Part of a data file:
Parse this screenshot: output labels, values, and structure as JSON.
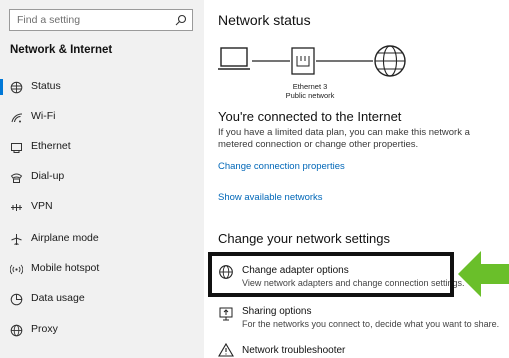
{
  "sidebar": {
    "search_placeholder": "Find a setting",
    "section_title": "Network & Internet",
    "items": [
      {
        "label": "Status",
        "icon": "status-globe-icon"
      },
      {
        "label": "Wi-Fi",
        "icon": "wifi-icon"
      },
      {
        "label": "Ethernet",
        "icon": "ethernet-icon"
      },
      {
        "label": "Dial-up",
        "icon": "dialup-icon"
      },
      {
        "label": "VPN",
        "icon": "vpn-icon"
      },
      {
        "label": "Airplane mode",
        "icon": "airplane-icon"
      },
      {
        "label": "Mobile hotspot",
        "icon": "hotspot-icon"
      },
      {
        "label": "Data usage",
        "icon": "data-usage-icon"
      },
      {
        "label": "Proxy",
        "icon": "proxy-globe-icon"
      }
    ]
  },
  "main": {
    "title": "Network status",
    "diagram": {
      "adapter_name": "Ethernet 3",
      "network_type": "Public network"
    },
    "connected_heading": "You're connected to the Internet",
    "connected_desc_1": "If you have a limited data plan, you can make this network a",
    "connected_desc_2": "metered connection or change other properties.",
    "link_change_props": "Change connection properties",
    "link_show_networks": "Show available networks",
    "change_heading": "Change your network settings",
    "options": [
      {
        "title": "Change adapter options",
        "subtitle": "View network adapters and change connection settings."
      },
      {
        "title": "Sharing options",
        "subtitle": "For the networks you connect to, decide what you want to share."
      },
      {
        "title": "Network troubleshooter",
        "subtitle": ""
      }
    ]
  },
  "colors": {
    "accent": "#0078d7",
    "link": "#0067b8",
    "arrow": "#6abf2a",
    "highlight_border": "#111111"
  }
}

REQUIREMENT: Each line of the data that includes the word "this" counts once; report the total and nothing more.

OUTPUT: 2